Written instruction. List every line below containing "name".

Records to use.
● ● ● ●

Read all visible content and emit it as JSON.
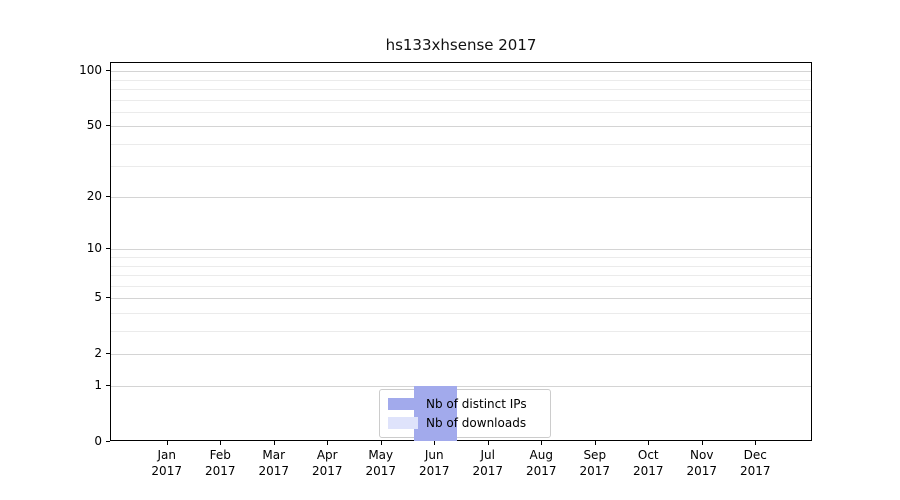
{
  "chart_data": {
    "type": "bar",
    "title": "hs133xhsense 2017",
    "categories": [
      "Jan",
      "Feb",
      "Mar",
      "Apr",
      "May",
      "Jun",
      "Jul",
      "Aug",
      "Sep",
      "Oct",
      "Nov",
      "Dec"
    ],
    "category_sublabel": "2017",
    "series": [
      {
        "name": "Nb of distinct IPs",
        "color": "#a2aaec",
        "values": [
          0,
          0,
          0,
          0,
          0,
          1,
          0,
          0,
          0,
          0,
          0,
          0
        ]
      },
      {
        "name": "Nb of downloads",
        "color": "#dfe3fb",
        "values": [
          0,
          0,
          0,
          0,
          0,
          1,
          0,
          0,
          0,
          0,
          0,
          0
        ]
      }
    ],
    "yscale": "log1p",
    "ylim": [
      0,
      111
    ],
    "yticks_major": [
      0,
      1,
      2,
      5,
      10,
      20,
      50,
      100
    ],
    "yticks_minor": [
      3,
      4,
      6,
      7,
      8,
      9,
      30,
      40,
      60,
      70,
      80,
      90
    ],
    "grid": "horizontal",
    "legend_position": "lower-center",
    "xlabel": "",
    "ylabel": ""
  },
  "colors": {
    "grid_major": "#d4d4d4",
    "grid_minor": "#ebebeb",
    "axis": "#000000",
    "legend_border": "#cccccc",
    "background": "#ffffff",
    "text": "#000000"
  }
}
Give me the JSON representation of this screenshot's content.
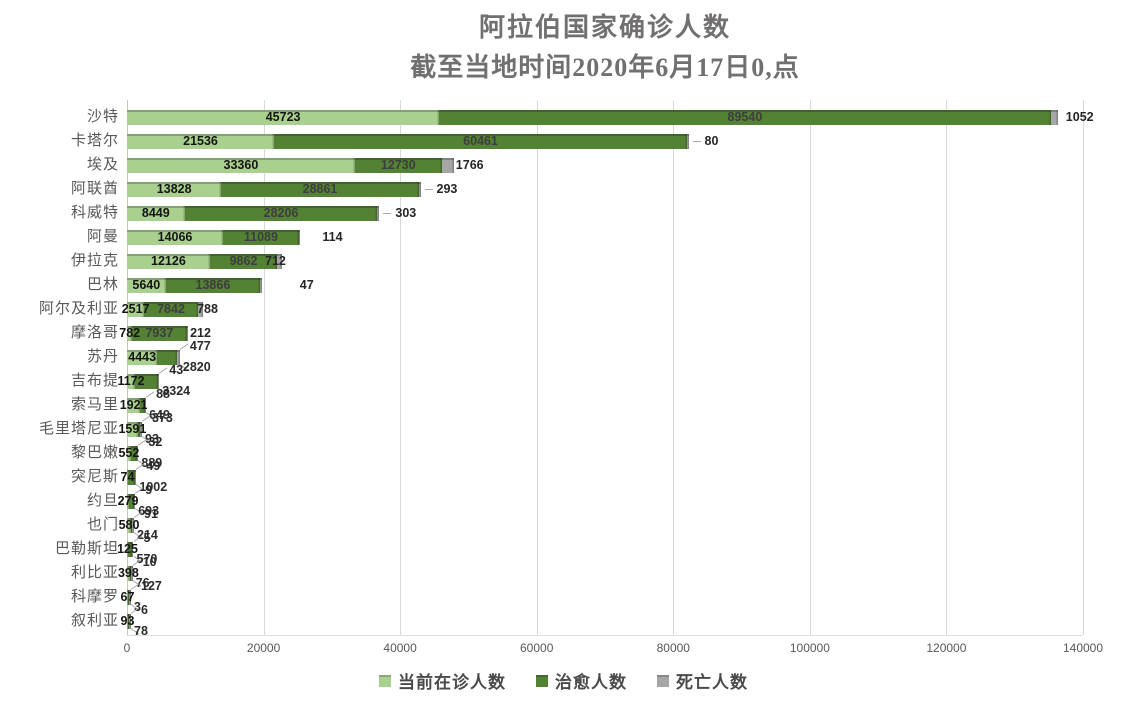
{
  "chart_data": {
    "type": "bar",
    "orientation": "horizontal",
    "stacked": true,
    "title": "阿拉伯国家确诊人数",
    "subtitle": "截至当地时间2020年6月17日0,点",
    "title_color": "#716F6F",
    "xlim": [
      0,
      140000
    ],
    "x_ticks": [
      "0",
      "20000",
      "40000",
      "60000",
      "80000",
      "100000",
      "120000",
      "140000"
    ],
    "grid": true,
    "legend_position": "bottom",
    "series": [
      {
        "name": "当前在诊人数",
        "key": "current",
        "color": "#A9D08E"
      },
      {
        "name": "治愈人数",
        "key": "cured",
        "color": "#548235"
      },
      {
        "name": "死亡人数",
        "key": "death",
        "color": "#A6A6A6"
      }
    ],
    "rows": [
      {
        "country": "沙特",
        "current": 45723,
        "cured": 89540,
        "death": 1052,
        "cured_label": "inline",
        "death_label": "right",
        "death_dx": 8,
        "death_dash": false
      },
      {
        "country": "卡塔尔",
        "current": 21536,
        "cured": 60461,
        "death": 80,
        "cured_label": "inline",
        "death_label": "right",
        "death_dx": 16,
        "death_dash": true
      },
      {
        "country": "埃及",
        "current": 33360,
        "cured": 12730,
        "death": 1766,
        "cured_label": "inline",
        "death_label": "right",
        "death_dx": 2,
        "death_dash": false
      },
      {
        "country": "阿联酋",
        "current": 13828,
        "cured": 28861,
        "death": 293,
        "cured_label": "inline",
        "death_label": "right",
        "death_dx": 16,
        "death_dash": true
      },
      {
        "country": "科威特",
        "current": 8449,
        "cured": 28206,
        "death": 303,
        "cured_label": "inline",
        "death_label": "right",
        "death_dx": 16,
        "death_dash": true
      },
      {
        "country": "阿曼",
        "current": 14066,
        "cured": 11089,
        "death": 114,
        "cured_label": "inline",
        "death_label": "right",
        "death_dx": 22,
        "death_dash": false
      },
      {
        "country": "伊拉克",
        "current": 12126,
        "cured": 9862,
        "death": 712,
        "cured_label": "inline",
        "death_label": "right",
        "death_dx": -17,
        "death_dash": false
      },
      {
        "country": "巴林",
        "current": 5640,
        "cured": 13866,
        "death": 47,
        "cured_label": "inline",
        "death_label": "right",
        "death_dx": 38,
        "death_dash": false
      },
      {
        "country": "阿尔及利亚",
        "current": 2517,
        "cured": 7842,
        "death": 788,
        "cured_label": "inline",
        "death_label": "right",
        "death_dx": -6,
        "death_dash": false
      },
      {
        "country": "摩洛哥",
        "current": 782,
        "cured": 7937,
        "death": 212,
        "cured_label": "inline",
        "death_label": "right",
        "death_dx": 2,
        "death_dash": false
      },
      {
        "country": "苏丹",
        "current": 4443,
        "cured": 2820,
        "death": 477,
        "cured_label": "callout_bottom",
        "death_label": "callout_top"
      },
      {
        "country": "吉布提",
        "current": 1172,
        "cured": 3324,
        "death": 43,
        "cured_label": "callout_bottom",
        "death_label": "callout_top"
      },
      {
        "country": "索马里",
        "current": 1921,
        "cured": 649,
        "death": 88,
        "cured_label": "callout_bottom",
        "death_label": "callout_top"
      },
      {
        "country": "毛里塔尼亚",
        "current": 1591,
        "cured": 373,
        "death": 93,
        "cured_label": "callout_top",
        "death_label": "callout_bottom"
      },
      {
        "country": "黎巴嫩",
        "current": 552,
        "cured": 889,
        "death": 32,
        "cured_label": "callout_bottom",
        "death_label": "callout_top"
      },
      {
        "country": "突尼斯",
        "current": 74,
        "cured": 1002,
        "death": 49,
        "cured_label": "callout_bottom",
        "death_label": "callout_top"
      },
      {
        "country": "约旦",
        "current": 279,
        "cured": 693,
        "death": 9,
        "cured_label": "callout_bottom",
        "death_label": "callout_top"
      },
      {
        "country": "也门",
        "current": 580,
        "cured": 91,
        "death": 214,
        "cured_label": "callout_top",
        "death_label": "callout_bottom"
      },
      {
        "country": "巴勒斯坦",
        "current": 125,
        "cured": 570,
        "death": 5,
        "cured_label": "callout_bottom",
        "death_label": "callout_top"
      },
      {
        "country": "利比亚",
        "current": 398,
        "cured": 76,
        "death": 10,
        "cured_label": "callout_bottom",
        "death_label": "callout_top"
      },
      {
        "country": "科摩罗",
        "current": 67,
        "cured": 127,
        "death": 3,
        "cured_label": "callout_top",
        "death_label": "callout_bottom"
      },
      {
        "country": "叙利亚",
        "current": 93,
        "cured": 78,
        "death": 6,
        "cured_label": "callout_bottom",
        "death_label": "callout_top"
      }
    ]
  }
}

● ● ● ●

Full answer.
        "name": "Nb of distinct IPs",
        "name": "Nb of downloads",
        "name": "当前在诊人数",
        "name": "治愈人数",
        "name": "死亡人数",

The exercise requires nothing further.